* [Quoted passage]:
Thus, we are led to the conclusion in the statement.

■

Here are now some other computations, once again in arbitrary dimensions:

Proposition

We have the following results:

The determinant of an orthogonal matrix must be [math]\pm1[/math].
The determinant of a projection must be [math]0[/math] or [math]1[/math].

Show Proof

These are elementary results, the idea being as follows:

(1) Here the determinant must be indeed [math]\pm1[/math], because the orthogonal matrices map the unit cube to a copy of the unit cube.

(2) Here the determinant is in general 0, because the projections flatten the unit cube, unless we have the identity, where the determinant is 1.

■

In general now, at the theoretical level, we have the following key result:

Theorem

The determinant has the additivity property

[[math]] \det(\ldots,u+v,\ldots) =\det(\ldots,u,\ldots) +\det(\ldots,v,\ldots) [[/math]]

valid for any choice of the vectors involved.

Show Proof

This follows by doing some elementary geometry, in the spirit of the computations in the proof of Theorem 2.6, as follows:

(1) We can either use the Thales theorem, and then compute the volumes of all the parallelepipeds involved, by using basic algebraic formulae.

(2) Or we can solve the problem in “puzzle” style, the idea being to cut the big parallelepiped, and then recover the small ones, after some manipulations.

(3) We can do as well something hybrid, consisting in deforming the parallelepipeds involved, without changing their volumes, and then cutting and gluing.

■

As a basic application of the above result, we have:

Theorem

We have the following results:

The determinant of a diagonal matrix is the product of diagonal entries.
The same is true for the upper triangular matrices.
The same is true for the lower triangular matrices.

Show Proof

All this can be deduced by using our various general formulae, as follows:

(1) This is something that we already know, from Theorem 2.15.

* [Direction A]: Transcribe, character for character, the portion of the determinant excerpt from "(1) We can either" up to and including "cutting and gluing.".

* [Raw data]:
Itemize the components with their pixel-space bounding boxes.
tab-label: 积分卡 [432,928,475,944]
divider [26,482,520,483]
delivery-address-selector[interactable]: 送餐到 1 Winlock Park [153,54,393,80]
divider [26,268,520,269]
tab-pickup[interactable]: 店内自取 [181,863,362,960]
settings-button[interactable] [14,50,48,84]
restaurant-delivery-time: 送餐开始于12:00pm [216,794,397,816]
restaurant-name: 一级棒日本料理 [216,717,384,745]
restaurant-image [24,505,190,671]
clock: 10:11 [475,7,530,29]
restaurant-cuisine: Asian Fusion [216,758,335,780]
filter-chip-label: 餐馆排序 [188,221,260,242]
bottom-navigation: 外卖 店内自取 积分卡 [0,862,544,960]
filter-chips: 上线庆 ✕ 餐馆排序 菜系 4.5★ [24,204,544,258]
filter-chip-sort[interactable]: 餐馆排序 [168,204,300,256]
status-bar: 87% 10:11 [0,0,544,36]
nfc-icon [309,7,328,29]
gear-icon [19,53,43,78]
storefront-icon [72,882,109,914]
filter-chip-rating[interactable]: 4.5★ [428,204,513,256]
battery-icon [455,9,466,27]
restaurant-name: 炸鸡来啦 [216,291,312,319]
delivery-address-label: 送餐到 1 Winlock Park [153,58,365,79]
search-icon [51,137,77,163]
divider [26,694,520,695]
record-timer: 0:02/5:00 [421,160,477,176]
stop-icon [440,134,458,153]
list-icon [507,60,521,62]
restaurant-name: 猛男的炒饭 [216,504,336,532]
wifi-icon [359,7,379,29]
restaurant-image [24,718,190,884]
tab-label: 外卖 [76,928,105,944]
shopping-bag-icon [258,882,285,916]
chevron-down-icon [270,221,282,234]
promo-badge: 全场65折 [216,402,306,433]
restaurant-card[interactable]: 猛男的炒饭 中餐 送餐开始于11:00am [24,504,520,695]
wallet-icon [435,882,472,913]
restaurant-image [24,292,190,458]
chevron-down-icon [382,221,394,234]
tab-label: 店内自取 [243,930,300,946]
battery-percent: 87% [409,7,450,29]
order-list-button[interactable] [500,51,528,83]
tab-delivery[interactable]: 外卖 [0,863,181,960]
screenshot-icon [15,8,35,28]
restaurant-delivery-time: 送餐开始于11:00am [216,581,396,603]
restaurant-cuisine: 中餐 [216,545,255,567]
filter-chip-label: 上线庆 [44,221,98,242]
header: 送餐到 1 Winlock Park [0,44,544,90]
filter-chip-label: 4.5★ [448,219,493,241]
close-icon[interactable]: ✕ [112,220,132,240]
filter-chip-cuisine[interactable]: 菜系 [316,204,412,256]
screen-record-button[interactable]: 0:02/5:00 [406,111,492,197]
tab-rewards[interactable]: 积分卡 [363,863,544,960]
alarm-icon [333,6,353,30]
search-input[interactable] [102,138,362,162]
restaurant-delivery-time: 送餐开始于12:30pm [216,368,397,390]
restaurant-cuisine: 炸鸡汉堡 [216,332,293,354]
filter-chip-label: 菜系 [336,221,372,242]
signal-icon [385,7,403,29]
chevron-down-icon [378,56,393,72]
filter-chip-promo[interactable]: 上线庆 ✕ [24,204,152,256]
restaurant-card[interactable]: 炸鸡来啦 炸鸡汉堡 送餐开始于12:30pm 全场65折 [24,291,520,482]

* [Direction B]: Give as a numbered list the lines of the entries from the first line of the entries up to and including the line containing "gear-icon [19,53,43,78]", omitting any blank lines.

* [Complete output A]:
(1) We can either use the Thales theorem, and then compute the volumes of all the parallelepipeds involved, by using basic algebraic formulae.

(2) Or we can solve the problem in “puzzle” style, the idea being to cut the big parallelepiped, and then recover the small ones, after some manipulations.

(3) We can do as well something hybrid, consisting in deforming the parallelepipeds involved, without changing their volumes, and then cutting and gluing.

* [Complete output B]:
1. Itemize the components with their pixel-space bounding boxes.
2. tab-label: 积分卡 [432,928,475,944]
3. divider [26,482,520,483]
4. delivery-address-selector[interactable]: 送餐到 1 Winlock Park [153,54,393,80]
5. divider [26,268,520,269]
6. tab-pickup[interactable]: 店内自取 [181,863,362,960]
7. settings-button[interactable] [14,50,48,84]
8. restaurant-delivery-time: 送餐开始于12:00pm [216,794,397,816]
9. restaurant-name: 一级棒日本料理 [216,717,384,745]
10. restaurant-image [24,505,190,671]
11. clock: 10:11 [475,7,530,29]
12. restaurant-cuisine: Asian Fusion [216,758,335,780]
13. filter-chip-label: 餐馆排序 [188,221,260,242]
14. bottom-navigation: 外卖 店内自取 积分卡 [0,862,544,960]
15. filter-chips: 上线庆 ✕ 餐馆排序 菜系 4.5★ [24,204,544,258]
16. filter-chip-sort[interactable]: 餐馆排序 [168,204,300,256]
17. status-bar: 87% 10:11 [0,0,544,36]
18. nfc-icon [309,7,328,29]
19. gear-icon [19,53,43,78]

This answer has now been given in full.